**WRITTEN INSTRUCTION**
Determine how many lines include "this". Give the number and nothing else.

**INPUT DATA**
________________
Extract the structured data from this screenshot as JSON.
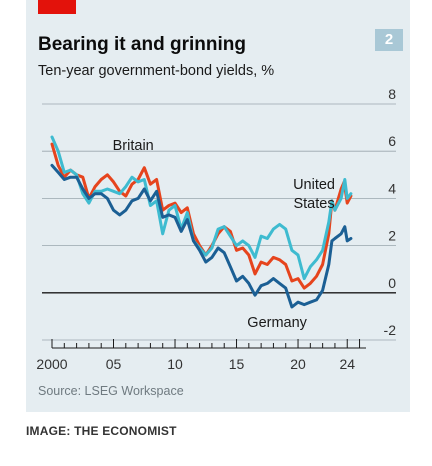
{
  "badge": "2",
  "source": "Source: LSEG Workspace",
  "caption": "IMAGE: THE ECONOMIST",
  "colors": {
    "background": "#e5edf1",
    "accent_tab": "#e3120b",
    "britain": "#e6441d",
    "united_states": "#3ebbd0",
    "germany": "#1b5f94",
    "gridline": "#9aa6ad",
    "zero_line": "#1a1a1a"
  },
  "chart_data": {
    "type": "line",
    "title": "Bearing it and grinning",
    "subtitle": "Ten-year government-bond yields, %",
    "xlim": [
      2000,
      2025.2
    ],
    "ylim": [
      -2,
      8
    ],
    "y_axis_side": "right",
    "y_ticks": [
      -2,
      0,
      2,
      4,
      6,
      8
    ],
    "x_tick_labels": [
      {
        "x": 2000,
        "label": "2000"
      },
      {
        "x": 2005,
        "label": "05"
      },
      {
        "x": 2010,
        "label": "10"
      },
      {
        "x": 2015,
        "label": "15"
      },
      {
        "x": 2020,
        "label": "20"
      },
      {
        "x": 2024,
        "label": "24"
      }
    ],
    "series": [
      {
        "name": "Britain",
        "color_key": "britain",
        "points": [
          [
            2000,
            6.3
          ],
          [
            2000.5,
            5.4
          ],
          [
            2001,
            4.9
          ],
          [
            2001.5,
            5.2
          ],
          [
            2002,
            5.0
          ],
          [
            2002.5,
            4.9
          ],
          [
            2003,
            4.0
          ],
          [
            2003.5,
            4.5
          ],
          [
            2004,
            4.8
          ],
          [
            2004.5,
            5.0
          ],
          [
            2005,
            4.7
          ],
          [
            2005.5,
            4.3
          ],
          [
            2006,
            4.1
          ],
          [
            2006.5,
            4.6
          ],
          [
            2007,
            4.8
          ],
          [
            2007.5,
            5.3
          ],
          [
            2008,
            4.6
          ],
          [
            2008.5,
            4.8
          ],
          [
            2009,
            3.5
          ],
          [
            2009.5,
            3.7
          ],
          [
            2010,
            3.8
          ],
          [
            2010.5,
            3.4
          ],
          [
            2011,
            3.6
          ],
          [
            2011.5,
            2.5
          ],
          [
            2012,
            2.0
          ],
          [
            2012.5,
            1.6
          ],
          [
            2013,
            2.0
          ],
          [
            2013.5,
            2.5
          ],
          [
            2014,
            2.8
          ],
          [
            2014.5,
            2.6
          ],
          [
            2015,
            1.8
          ],
          [
            2015.5,
            1.9
          ],
          [
            2016,
            1.6
          ],
          [
            2016.5,
            0.8
          ],
          [
            2017,
            1.3
          ],
          [
            2017.5,
            1.2
          ],
          [
            2018,
            1.5
          ],
          [
            2018.5,
            1.4
          ],
          [
            2019,
            1.2
          ],
          [
            2019.5,
            0.5
          ],
          [
            2020,
            0.6
          ],
          [
            2020.5,
            0.2
          ],
          [
            2021,
            0.4
          ],
          [
            2021.5,
            0.7
          ],
          [
            2022,
            1.2
          ],
          [
            2022.5,
            2.5
          ],
          [
            2022.75,
            3.9
          ],
          [
            2023,
            3.5
          ],
          [
            2023.5,
            4.4
          ],
          [
            2023.75,
            4.7
          ],
          [
            2024,
            3.8
          ],
          [
            2024.3,
            4.1
          ]
        ]
      },
      {
        "name": "United States",
        "color_key": "united_states",
        "points": [
          [
            2000,
            6.6
          ],
          [
            2000.5,
            6.0
          ],
          [
            2001,
            5.1
          ],
          [
            2001.5,
            5.2
          ],
          [
            2002,
            5.0
          ],
          [
            2002.5,
            4.2
          ],
          [
            2003,
            3.8
          ],
          [
            2003.5,
            4.3
          ],
          [
            2004,
            4.3
          ],
          [
            2004.5,
            4.4
          ],
          [
            2005,
            4.3
          ],
          [
            2005.5,
            4.2
          ],
          [
            2006,
            4.5
          ],
          [
            2006.5,
            4.9
          ],
          [
            2007,
            4.7
          ],
          [
            2007.5,
            4.8
          ],
          [
            2008,
            3.7
          ],
          [
            2008.5,
            3.9
          ],
          [
            2009,
            2.5
          ],
          [
            2009.5,
            3.5
          ],
          [
            2010,
            3.7
          ],
          [
            2010.5,
            2.7
          ],
          [
            2011,
            3.4
          ],
          [
            2011.5,
            2.2
          ],
          [
            2012,
            1.9
          ],
          [
            2012.5,
            1.6
          ],
          [
            2013,
            1.9
          ],
          [
            2013.5,
            2.7
          ],
          [
            2014,
            2.8
          ],
          [
            2014.5,
            2.4
          ],
          [
            2015,
            2.0
          ],
          [
            2015.5,
            2.2
          ],
          [
            2016,
            2.0
          ],
          [
            2016.5,
            1.5
          ],
          [
            2017,
            2.4
          ],
          [
            2017.5,
            2.3
          ],
          [
            2018,
            2.7
          ],
          [
            2018.5,
            2.9
          ],
          [
            2019,
            2.7
          ],
          [
            2019.5,
            1.8
          ],
          [
            2020,
            1.6
          ],
          [
            2020.5,
            0.6
          ],
          [
            2021,
            1.1
          ],
          [
            2021.5,
            1.4
          ],
          [
            2022,
            1.8
          ],
          [
            2022.5,
            3.0
          ],
          [
            2022.75,
            3.9
          ],
          [
            2023,
            3.5
          ],
          [
            2023.5,
            4.0
          ],
          [
            2023.8,
            4.8
          ],
          [
            2024,
            4.0
          ],
          [
            2024.3,
            4.2
          ]
        ]
      },
      {
        "name": "Germany",
        "color_key": "germany",
        "points": [
          [
            2000,
            5.4
          ],
          [
            2000.5,
            5.1
          ],
          [
            2001,
            4.8
          ],
          [
            2001.5,
            4.9
          ],
          [
            2002,
            4.9
          ],
          [
            2002.5,
            4.4
          ],
          [
            2003,
            4.0
          ],
          [
            2003.5,
            4.2
          ],
          [
            2004,
            4.2
          ],
          [
            2004.5,
            4.0
          ],
          [
            2005,
            3.5
          ],
          [
            2005.5,
            3.3
          ],
          [
            2006,
            3.5
          ],
          [
            2006.5,
            3.9
          ],
          [
            2007,
            4.0
          ],
          [
            2007.5,
            4.4
          ],
          [
            2008,
            3.9
          ],
          [
            2008.5,
            4.3
          ],
          [
            2009,
            3.2
          ],
          [
            2009.5,
            3.3
          ],
          [
            2010,
            3.2
          ],
          [
            2010.5,
            2.6
          ],
          [
            2011,
            3.1
          ],
          [
            2011.5,
            2.2
          ],
          [
            2012,
            1.8
          ],
          [
            2012.5,
            1.3
          ],
          [
            2013,
            1.5
          ],
          [
            2013.5,
            1.9
          ],
          [
            2014,
            1.7
          ],
          [
            2014.5,
            1.1
          ],
          [
            2015,
            0.5
          ],
          [
            2015.5,
            0.7
          ],
          [
            2016,
            0.4
          ],
          [
            2016.5,
            -0.1
          ],
          [
            2017,
            0.3
          ],
          [
            2017.5,
            0.4
          ],
          [
            2018,
            0.6
          ],
          [
            2018.5,
            0.4
          ],
          [
            2019,
            0.2
          ],
          [
            2019.5,
            -0.6
          ],
          [
            2020,
            -0.4
          ],
          [
            2020.5,
            -0.5
          ],
          [
            2021,
            -0.4
          ],
          [
            2021.5,
            -0.3
          ],
          [
            2022,
            0.1
          ],
          [
            2022.5,
            1.2
          ],
          [
            2022.75,
            2.2
          ],
          [
            2023,
            2.3
          ],
          [
            2023.5,
            2.5
          ],
          [
            2023.8,
            2.8
          ],
          [
            2024,
            2.2
          ],
          [
            2024.3,
            2.3
          ]
        ]
      }
    ],
    "annotations": [
      {
        "text": "Britain",
        "series": "Britain",
        "x": 2006.6,
        "y": 6.05
      },
      {
        "text": "United",
        "series": "United States",
        "x": 2021.3,
        "y": 4.4
      },
      {
        "text": "States",
        "series": "United States",
        "x": 2021.3,
        "y": 3.6
      },
      {
        "text": "Germany",
        "series": "Germany",
        "x": 2018.3,
        "y": -1.45
      }
    ]
  }
}
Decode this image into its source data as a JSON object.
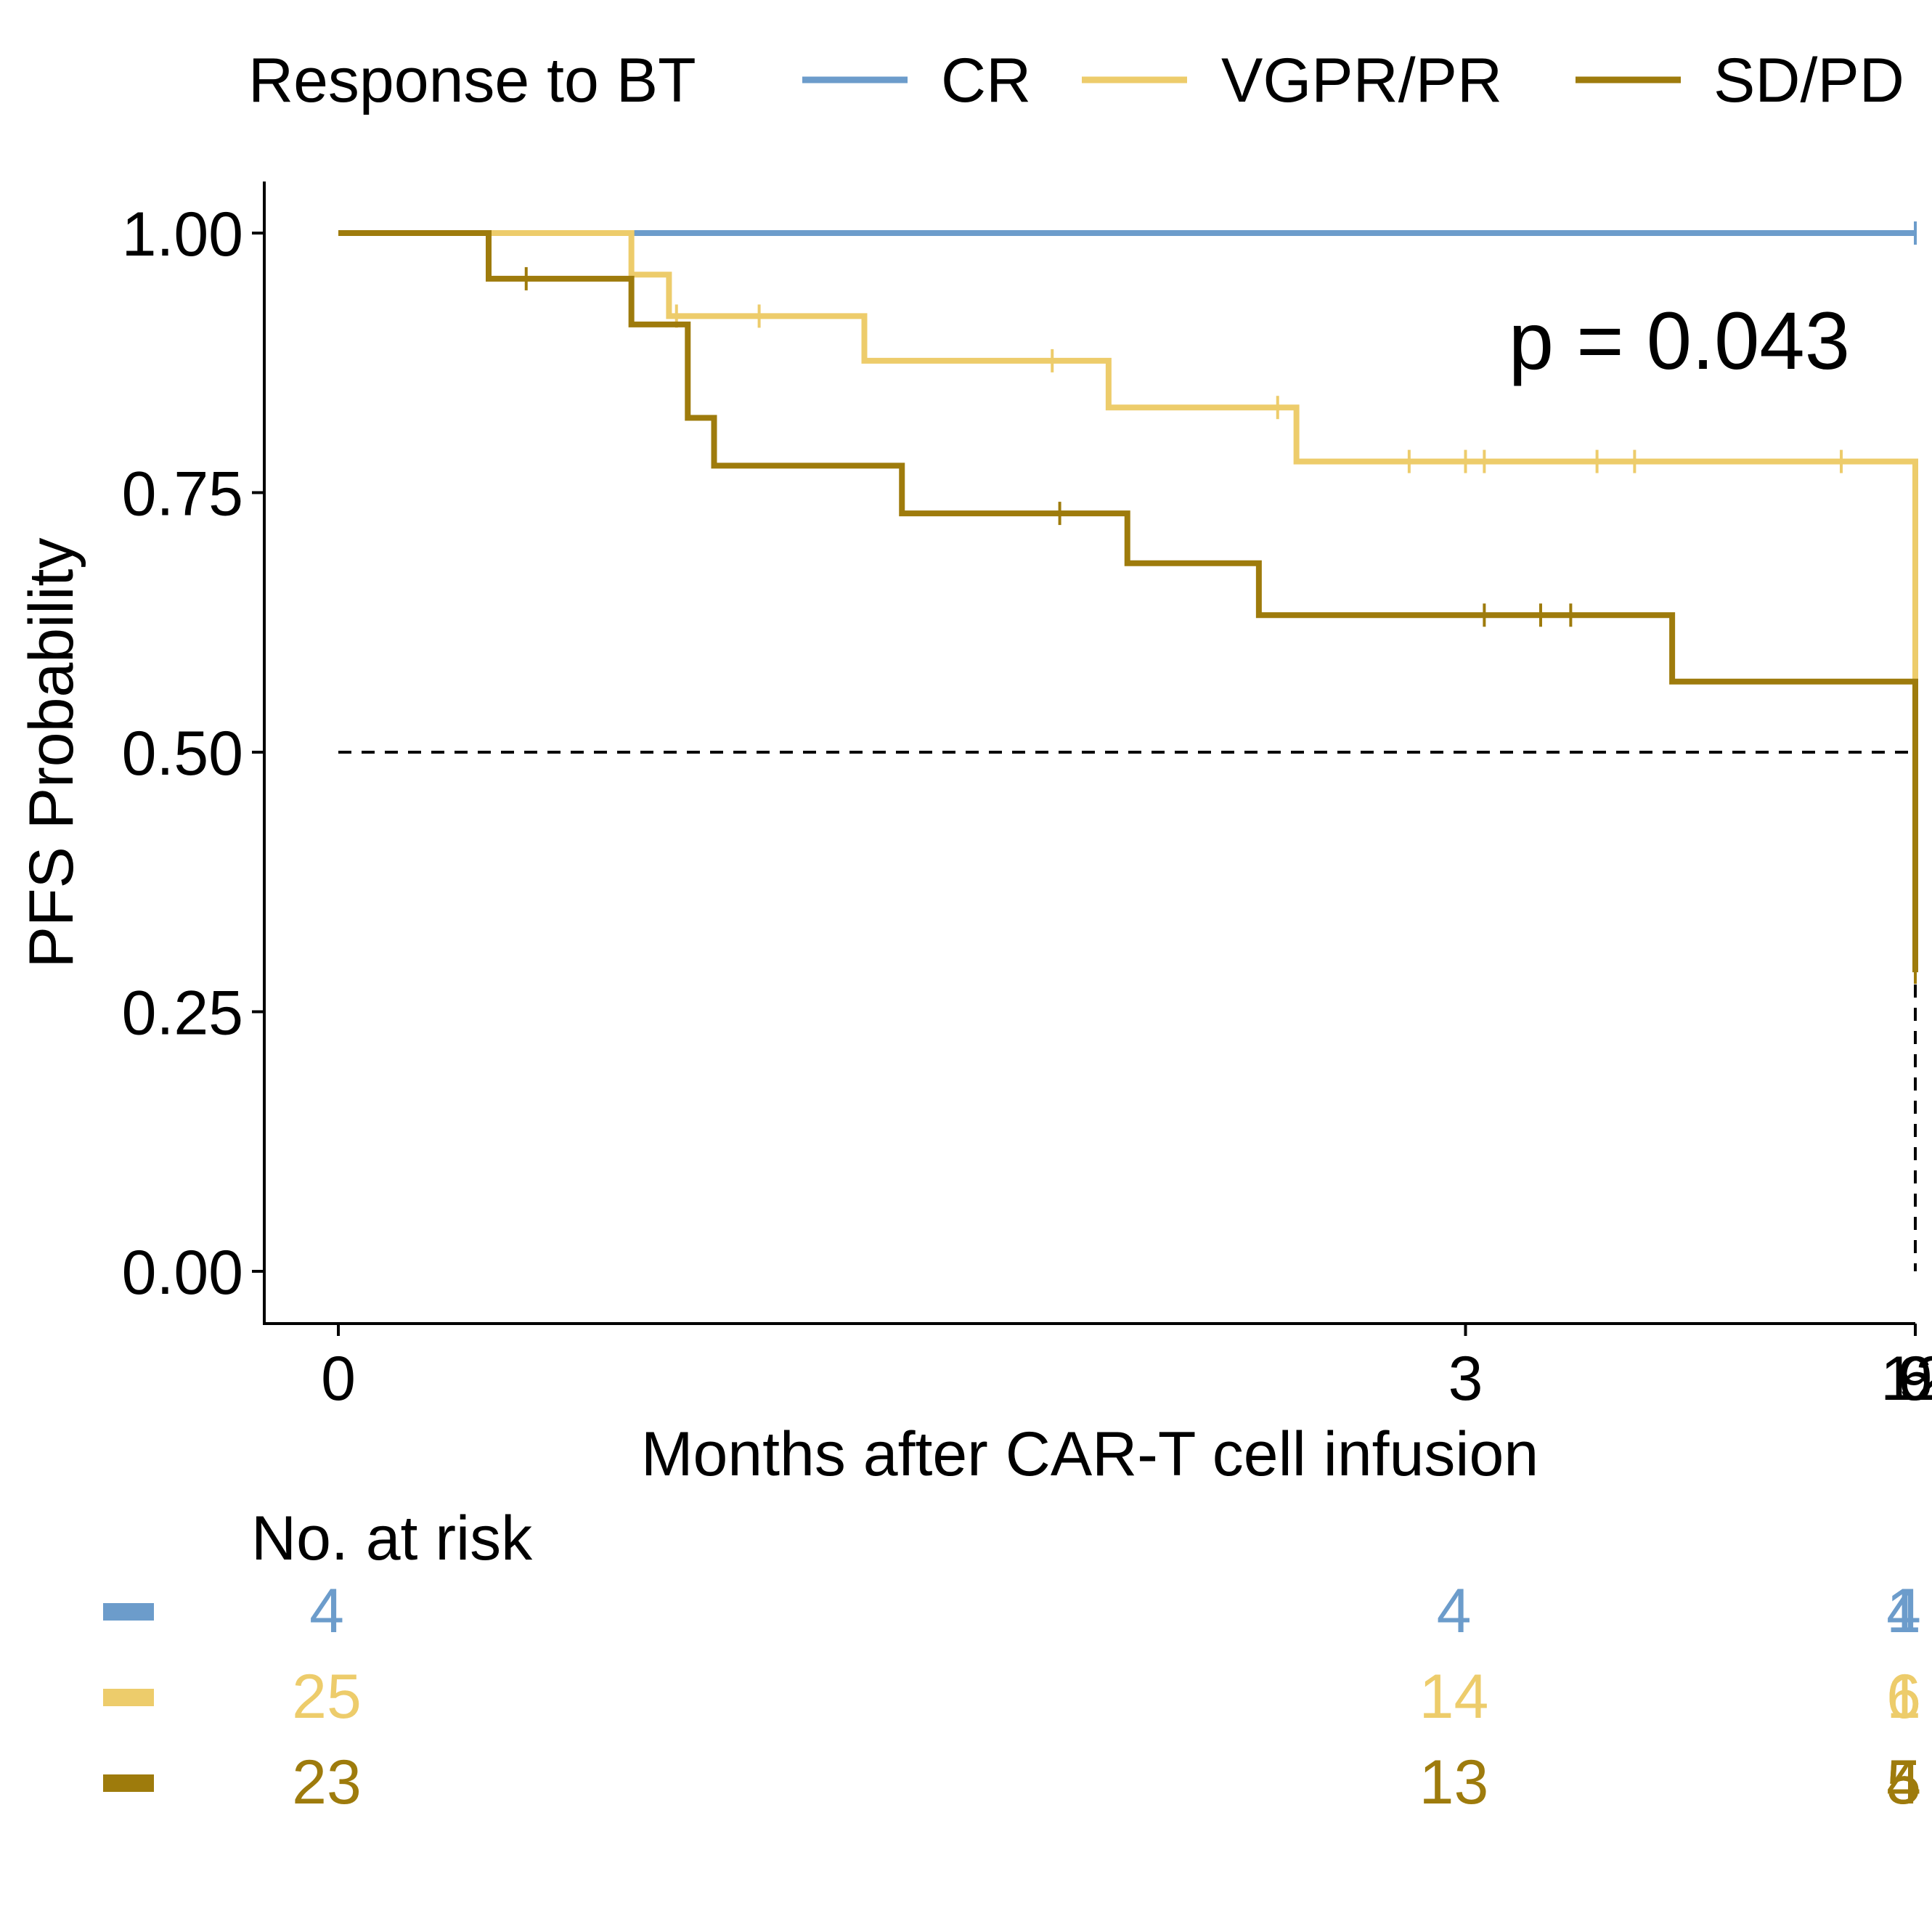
________________
**OUTPUT OF THE TASK**
2